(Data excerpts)
+---+

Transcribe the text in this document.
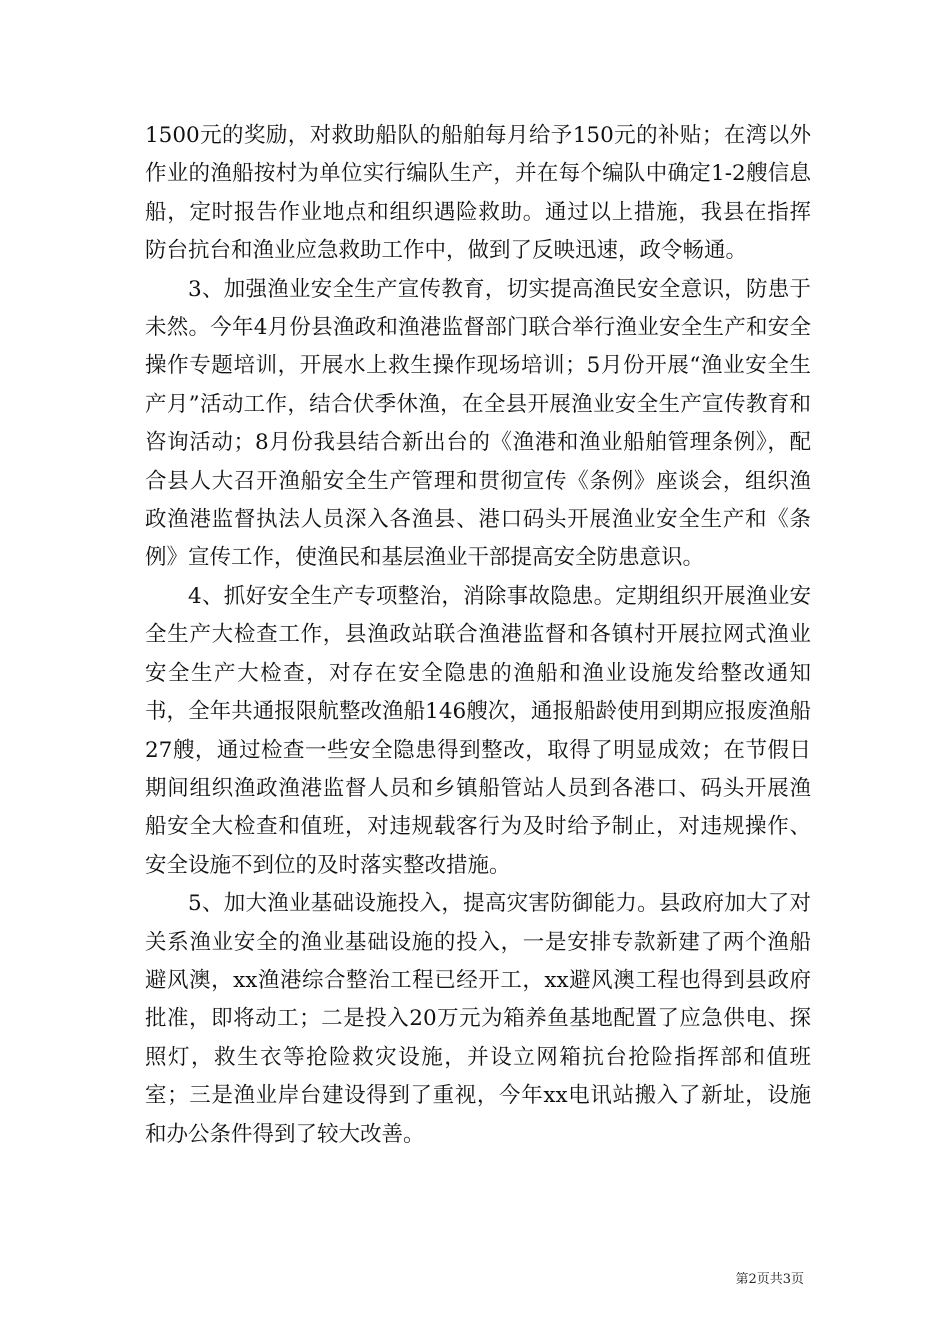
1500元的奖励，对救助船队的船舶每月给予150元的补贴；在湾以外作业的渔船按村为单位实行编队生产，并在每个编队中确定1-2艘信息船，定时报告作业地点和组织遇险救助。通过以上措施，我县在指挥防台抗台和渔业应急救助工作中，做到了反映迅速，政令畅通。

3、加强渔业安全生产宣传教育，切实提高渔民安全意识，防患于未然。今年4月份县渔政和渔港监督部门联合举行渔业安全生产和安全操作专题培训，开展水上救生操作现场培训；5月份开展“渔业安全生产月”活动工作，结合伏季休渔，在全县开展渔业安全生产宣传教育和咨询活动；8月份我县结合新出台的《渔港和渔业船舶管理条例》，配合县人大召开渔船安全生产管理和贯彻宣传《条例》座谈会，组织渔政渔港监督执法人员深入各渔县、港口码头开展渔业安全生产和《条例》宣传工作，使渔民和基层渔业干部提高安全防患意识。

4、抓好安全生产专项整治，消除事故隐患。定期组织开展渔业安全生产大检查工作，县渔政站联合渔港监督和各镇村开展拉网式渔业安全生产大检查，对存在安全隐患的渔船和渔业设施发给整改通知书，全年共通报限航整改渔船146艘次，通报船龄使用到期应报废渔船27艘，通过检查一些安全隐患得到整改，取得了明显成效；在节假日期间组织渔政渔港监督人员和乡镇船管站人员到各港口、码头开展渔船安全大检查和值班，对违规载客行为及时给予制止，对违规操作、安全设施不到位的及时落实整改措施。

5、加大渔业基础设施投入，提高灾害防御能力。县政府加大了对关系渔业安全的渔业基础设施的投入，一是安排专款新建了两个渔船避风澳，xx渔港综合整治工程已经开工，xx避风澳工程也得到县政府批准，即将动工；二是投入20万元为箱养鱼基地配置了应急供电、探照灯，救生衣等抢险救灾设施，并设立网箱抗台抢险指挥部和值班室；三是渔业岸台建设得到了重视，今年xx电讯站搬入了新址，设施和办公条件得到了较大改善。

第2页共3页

+---+

## TASK
Each line of the data should be quoted exactly, with pictures left out.

## THE REPLY
Transcribe the text in this document.
1500元的奖励，对救助船队的船舶每月给予150元的补贴；在湾以外作业的渔船按村为单位实行编队生产，并在每个编队中确定1-2艘信息船，定时报告作业地点和组织遇险救助。通过以上措施，我县在指挥防台抗台和渔业应急救助工作中，做到了反映迅速，政令畅通。

3、加强渔业安全生产宣传教育，切实提高渔民安全意识，防患于未然。今年4月份县渔政和渔港监督部门联合举行渔业安全生产和安全操作专题培训，开展水上救生操作现场培训；5月份开展“渔业安全生产月”活动工作，结合伏季休渔，在全县开展渔业安全生产宣传教育和咨询活动；8月份我县结合新出台的《渔港和渔业船舶管理条例》，配合县人大召开渔船安全生产管理和贯彻宣传《条例》座谈会，组织渔政渔港监督执法人员深入各渔县、港口码头开展渔业安全生产和《条例》宣传工作，使渔民和基层渔业干部提高安全防患意识。

4、抓好安全生产专项整治，消除事故隐患。定期组织开展渔业安全生产大检查工作，县渔政站联合渔港监督和各镇村开展拉网式渔业安全生产大检查，对存在安全隐患的渔船和渔业设施发给整改通知书，全年共通报限航整改渔船146艘次，通报船龄使用到期应报废渔船27艘，通过检查一些安全隐患得到整改，取得了明显成效；在节假日期间组织渔政渔港监督人员和乡镇船管站人员到各港口、码头开展渔船安全大检查和值班，对违规载客行为及时给予制止，对违规操作、安全设施不到位的及时落实整改措施。

5、加大渔业基础设施投入，提高灾害防御能力。县政府加大了对关系渔业安全的渔业基础设施的投入，一是安排专款新建了两个渔船避风澳，xx渔港综合整治工程已经开工，xx避风澳工程也得到县政府批准，即将动工；二是投入20万元为箱养鱼基地配置了应急供电、探照灯，救生衣等抢险救灾设施，并设立网箱抗台抢险指挥部和值班室；三是渔业岸台建设得到了重视，今年xx电讯站搬入了新址，设施和办公条件得到了较大改善。

第2页共3页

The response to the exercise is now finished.